Lines of data:

+-------+

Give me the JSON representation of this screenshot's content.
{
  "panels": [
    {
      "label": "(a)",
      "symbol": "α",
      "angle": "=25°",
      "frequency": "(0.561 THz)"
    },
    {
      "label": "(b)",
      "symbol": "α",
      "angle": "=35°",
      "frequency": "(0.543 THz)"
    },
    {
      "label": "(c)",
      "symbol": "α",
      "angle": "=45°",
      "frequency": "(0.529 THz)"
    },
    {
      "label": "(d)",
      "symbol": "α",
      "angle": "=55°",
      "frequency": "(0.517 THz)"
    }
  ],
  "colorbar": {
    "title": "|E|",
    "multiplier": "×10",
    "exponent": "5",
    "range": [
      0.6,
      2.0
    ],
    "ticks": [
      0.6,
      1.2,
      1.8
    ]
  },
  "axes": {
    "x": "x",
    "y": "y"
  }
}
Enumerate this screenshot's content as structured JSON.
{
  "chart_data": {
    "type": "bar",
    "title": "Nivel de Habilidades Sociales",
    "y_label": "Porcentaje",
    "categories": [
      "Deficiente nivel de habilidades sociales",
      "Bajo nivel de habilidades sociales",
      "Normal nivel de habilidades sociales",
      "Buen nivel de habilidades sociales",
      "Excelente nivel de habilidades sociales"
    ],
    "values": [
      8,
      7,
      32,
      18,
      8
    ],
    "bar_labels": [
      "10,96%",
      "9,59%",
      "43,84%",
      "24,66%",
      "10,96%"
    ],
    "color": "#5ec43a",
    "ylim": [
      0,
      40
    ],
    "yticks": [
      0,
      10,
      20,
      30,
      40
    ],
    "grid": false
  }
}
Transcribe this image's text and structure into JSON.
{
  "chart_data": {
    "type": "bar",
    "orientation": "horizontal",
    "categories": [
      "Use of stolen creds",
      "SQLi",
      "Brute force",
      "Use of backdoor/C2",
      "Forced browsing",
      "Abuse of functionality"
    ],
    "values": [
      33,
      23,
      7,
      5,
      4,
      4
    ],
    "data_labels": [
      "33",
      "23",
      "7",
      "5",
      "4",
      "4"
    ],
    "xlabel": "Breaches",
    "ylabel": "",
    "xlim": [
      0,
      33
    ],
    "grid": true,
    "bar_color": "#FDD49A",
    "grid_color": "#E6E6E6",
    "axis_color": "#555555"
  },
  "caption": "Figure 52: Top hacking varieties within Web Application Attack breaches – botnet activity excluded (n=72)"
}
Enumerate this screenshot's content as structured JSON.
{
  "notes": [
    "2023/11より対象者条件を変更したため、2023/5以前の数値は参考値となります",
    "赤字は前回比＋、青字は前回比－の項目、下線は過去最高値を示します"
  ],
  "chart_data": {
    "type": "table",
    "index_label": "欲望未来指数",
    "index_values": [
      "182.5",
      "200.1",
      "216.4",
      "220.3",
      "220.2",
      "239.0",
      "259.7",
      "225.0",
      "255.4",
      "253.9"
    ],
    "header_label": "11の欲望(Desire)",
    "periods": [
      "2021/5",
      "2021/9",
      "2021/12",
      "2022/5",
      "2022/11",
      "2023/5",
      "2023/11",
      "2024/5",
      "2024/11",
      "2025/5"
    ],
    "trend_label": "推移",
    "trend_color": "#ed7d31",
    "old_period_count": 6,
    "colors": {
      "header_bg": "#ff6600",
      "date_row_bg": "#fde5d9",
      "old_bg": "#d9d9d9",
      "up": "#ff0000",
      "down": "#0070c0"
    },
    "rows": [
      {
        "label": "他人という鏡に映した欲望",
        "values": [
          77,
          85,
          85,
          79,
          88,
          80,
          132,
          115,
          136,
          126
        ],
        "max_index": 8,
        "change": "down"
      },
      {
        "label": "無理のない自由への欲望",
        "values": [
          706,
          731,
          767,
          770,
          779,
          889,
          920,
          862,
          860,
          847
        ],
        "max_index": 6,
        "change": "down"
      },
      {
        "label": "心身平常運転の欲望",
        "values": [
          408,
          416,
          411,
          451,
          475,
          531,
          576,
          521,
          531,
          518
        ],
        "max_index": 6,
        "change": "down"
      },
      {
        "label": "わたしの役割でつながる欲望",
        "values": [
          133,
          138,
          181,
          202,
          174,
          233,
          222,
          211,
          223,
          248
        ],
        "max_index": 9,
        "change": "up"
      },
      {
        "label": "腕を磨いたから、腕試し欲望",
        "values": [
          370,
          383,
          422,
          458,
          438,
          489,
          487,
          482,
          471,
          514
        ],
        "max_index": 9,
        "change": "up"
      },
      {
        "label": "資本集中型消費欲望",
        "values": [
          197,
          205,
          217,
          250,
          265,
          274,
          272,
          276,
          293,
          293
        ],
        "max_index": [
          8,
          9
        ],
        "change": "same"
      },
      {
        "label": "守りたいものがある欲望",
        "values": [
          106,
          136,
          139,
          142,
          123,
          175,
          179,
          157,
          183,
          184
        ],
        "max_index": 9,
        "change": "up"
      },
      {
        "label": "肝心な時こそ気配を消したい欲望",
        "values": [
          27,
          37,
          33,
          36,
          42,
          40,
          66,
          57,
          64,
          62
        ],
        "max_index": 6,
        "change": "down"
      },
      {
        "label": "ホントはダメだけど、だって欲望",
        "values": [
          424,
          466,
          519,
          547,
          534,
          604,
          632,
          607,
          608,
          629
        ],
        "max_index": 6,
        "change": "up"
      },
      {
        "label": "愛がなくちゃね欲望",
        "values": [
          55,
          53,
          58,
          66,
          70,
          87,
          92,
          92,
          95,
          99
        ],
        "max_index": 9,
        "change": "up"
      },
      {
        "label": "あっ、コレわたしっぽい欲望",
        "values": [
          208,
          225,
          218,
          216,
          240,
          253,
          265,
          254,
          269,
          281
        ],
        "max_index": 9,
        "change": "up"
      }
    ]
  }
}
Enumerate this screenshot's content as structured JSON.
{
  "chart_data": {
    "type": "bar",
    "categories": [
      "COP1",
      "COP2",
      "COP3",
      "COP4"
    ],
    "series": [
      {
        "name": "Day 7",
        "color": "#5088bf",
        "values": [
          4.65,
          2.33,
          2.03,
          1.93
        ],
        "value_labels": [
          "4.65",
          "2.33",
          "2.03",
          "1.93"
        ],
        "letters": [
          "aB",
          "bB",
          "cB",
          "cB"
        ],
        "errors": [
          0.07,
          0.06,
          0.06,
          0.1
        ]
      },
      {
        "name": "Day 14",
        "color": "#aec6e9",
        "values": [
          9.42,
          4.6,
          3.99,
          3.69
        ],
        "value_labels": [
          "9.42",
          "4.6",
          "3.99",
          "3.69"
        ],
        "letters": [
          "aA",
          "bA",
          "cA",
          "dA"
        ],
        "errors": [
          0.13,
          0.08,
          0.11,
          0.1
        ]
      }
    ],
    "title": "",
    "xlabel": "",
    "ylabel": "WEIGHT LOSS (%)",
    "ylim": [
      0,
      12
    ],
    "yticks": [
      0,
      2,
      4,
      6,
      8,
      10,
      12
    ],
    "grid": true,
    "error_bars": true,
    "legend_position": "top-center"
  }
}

+-------+

■ **WORK TO DO**: Exactly reproduce every line of the data above.

■ **ANSWER TO THIS PROBLEM**:
Give me the JSON representation of this screenshot's content.
{
  "panels": [
    {
      "label": "(a)",
      "symbol": "α",
      "angle": "=25°",
      "frequency": "(0.561 THz)"
    },
    {
      "label": "(b)",
      "symbol": "α",
      "angle": "=35°",
      "frequency": "(0.543 THz)"
    },
    {
      "label": "(c)",
      "symbol": "α",
      "angle": "=45°",
      "frequency": "(0.529 THz)"
    },
    {
      "label": "(d)",
      "symbol": "α",
      "angle": "=55°",
      "frequency": "(0.517 THz)"
    }
  ],
  "colorbar": {
    "title": "|E|",
    "multiplier": "×10",
    "exponent": "5",
    "range": [
      0.6,
      2.0
    ],
    "ticks": [
      0.6,
      1.2,
      1.8
    ]
  },
  "axes": {
    "x": "x",
    "y": "y"
  }
}
Enumerate this screenshot's content as structured JSON.
{
  "chart_data": {
    "type": "bar",
    "title": "Nivel de Habilidades Sociales",
    "y_label": "Porcentaje",
    "categories": [
      "Deficiente nivel de habilidades sociales",
      "Bajo nivel de habilidades sociales",
      "Normal nivel de habilidades sociales",
      "Buen nivel de habilidades sociales",
      "Excelente nivel de habilidades sociales"
    ],
    "values": [
      8,
      7,
      32,
      18,
      8
    ],
    "bar_labels": [
      "10,96%",
      "9,59%",
      "43,84%",
      "24,66%",
      "10,96%"
    ],
    "color": "#5ec43a",
    "ylim": [
      0,
      40
    ],
    "yticks": [
      0,
      10,
      20,
      30,
      40
    ],
    "grid": false
  }
}
Transcribe this image's text and structure into JSON.
{
  "chart_data": {
    "type": "bar",
    "orientation": "horizontal",
    "categories": [
      "Use of stolen creds",
      "SQLi",
      "Brute force",
      "Use of backdoor/C2",
      "Forced browsing",
      "Abuse of functionality"
    ],
    "values": [
      33,
      23,
      7,
      5,
      4,
      4
    ],
    "data_labels": [
      "33",
      "23",
      "7",
      "5",
      "4",
      "4"
    ],
    "xlabel": "Breaches",
    "ylabel": "",
    "xlim": [
      0,
      33
    ],
    "grid": true,
    "bar_color": "#FDD49A",
    "grid_color": "#E6E6E6",
    "axis_color": "#555555"
  },
  "caption": "Figure 52: Top hacking varieties within Web Application Attack breaches – botnet activity excluded (n=72)"
}
Enumerate this screenshot's content as structured JSON.
{
  "notes": [
    "2023/11より対象者条件を変更したため、2023/5以前の数値は参考値となります",
    "赤字は前回比＋、青字は前回比－の項目、下線は過去最高値を示します"
  ],
  "chart_data": {
    "type": "table",
    "index_label": "欲望未来指数",
    "index_values": [
      "182.5",
      "200.1",
      "216.4",
      "220.3",
      "220.2",
      "239.0",
      "259.7",
      "225.0",
      "255.4",
      "253.9"
    ],
    "header_label": "11の欲望(Desire)",
    "periods": [
      "2021/5",
      "2021/9",
      "2021/12",
      "2022/5",
      "2022/11",
      "2023/5",
      "2023/11",
      "2024/5",
      "2024/11",
      "2025/5"
    ],
    "trend_label": "推移",
    "trend_color": "#ed7d31",
    "old_period_count": 6,
    "colors": {
      "header_bg": "#ff6600",
      "date_row_bg": "#fde5d9",
      "old_bg": "#d9d9d9",
      "up": "#ff0000",
      "down": "#0070c0"
    },
    "rows": [
      {
        "label": "他人という鏡に映した欲望",
        "values": [
          77,
          85,
          85,
          79,
          88,
          80,
          132,
          115,
          136,
          126
        ],
        "max_index": 8,
        "change": "down"
      },
      {
        "label": "無理のない自由への欲望",
        "values": [
          706,
          731,
          767,
          770,
          779,
          889,
          920,
          862,
          860,
          847
        ],
        "max_index": 6,
        "change": "down"
      },
      {
        "label": "心身平常運転の欲望",
        "values": [
          408,
          416,
          411,
          451,
          475,
          531,
          576,
          521,
          531,
          518
        ],
        "max_index": 6,
        "change": "down"
      },
      {
        "label": "わたしの役割でつながる欲望",
        "values": [
          133,
          138,
          181,
          202,
          174,
          233,
          222,
          211,
          223,
          248
        ],
        "max_index": 9,
        "change": "up"
      },
      {
        "label": "腕を磨いたから、腕試し欲望",
        "values": [
          370,
          383,
          422,
          458,
          438,
          489,
          487,
          482,
          471,
          514
        ],
        "max_index": 9,
        "change": "up"
      },
      {
        "label": "資本集中型消費欲望",
        "values": [
          197,
          205,
          217,
          250,
          265,
          274,
          272,
          276,
          293,
          293
        ],
        "max_index": [
          8,
          9
        ],
        "change": "same"
      },
      {
        "label": "守りたいものがある欲望",
        "values": [
          106,
          136,
          139,
          142,
          123,
          175,
          179,
          157,
          183,
          184
        ],
        "max_index": 9,
        "change": "up"
      },
      {
        "label": "肝心な時こそ気配を消したい欲望",
        "values": [
          27,
          37,
          33,
          36,
          42,
          40,
          66,
          57,
          64,
          62
        ],
        "max_index": 6,
        "change": "down"
      },
      {
        "label": "ホントはダメだけど、だって欲望",
        "values": [
          424,
          466,
          519,
          547,
          534,
          604,
          632,
          607,
          608,
          629
        ],
        "max_index": 6,
        "change": "up"
      },
      {
        "label": "愛がなくちゃね欲望",
        "values": [
          55,
          53,
          58,
          66,
          70,
          87,
          92,
          92,
          95,
          99
        ],
        "max_index": 9,
        "change": "up"
      },
      {
        "label": "あっ、コレわたしっぽい欲望",
        "values": [
          208,
          225,
          218,
          216,
          240,
          253,
          265,
          254,
          269,
          281
        ],
        "max_index": 9,
        "change": "up"
      }
    ]
  }
}
Enumerate this screenshot's content as structured JSON.
{
  "chart_data": {
    "type": "bar",
    "categories": [
      "COP1",
      "COP2",
      "COP3",
      "COP4"
    ],
    "series": [
      {
        "name": "Day 7",
        "color": "#5088bf",
        "values": [
          4.65,
          2.33,
          2.03,
          1.93
        ],
        "value_labels": [
          "4.65",
          "2.33",
          "2.03",
          "1.93"
        ],
        "letters": [
          "aB",
          "bB",
          "cB",
          "cB"
        ],
        "errors": [
          0.07,
          0.06,
          0.06,
          0.1
        ]
      },
      {
        "name": "Day 14",
        "color": "#aec6e9",
        "values": [
          9.42,
          4.6,
          3.99,
          3.69
        ],
        "value_labels": [
          "9.42",
          "4.6",
          "3.99",
          "3.69"
        ],
        "letters": [
          "aA",
          "bA",
          "cA",
          "dA"
        ],
        "errors": [
          0.13,
          0.08,
          0.11,
          0.1
        ]
      }
    ],
    "title": "",
    "xlabel": "",
    "ylabel": "WEIGHT LOSS (%)",
    "ylim": [
      0,
      12
    ],
    "yticks": [
      0,
      2,
      4,
      6,
      8,
      10,
      12
    ],
    "grid": true,
    "error_bars": true,
    "legend_position": "top-center"
  }
}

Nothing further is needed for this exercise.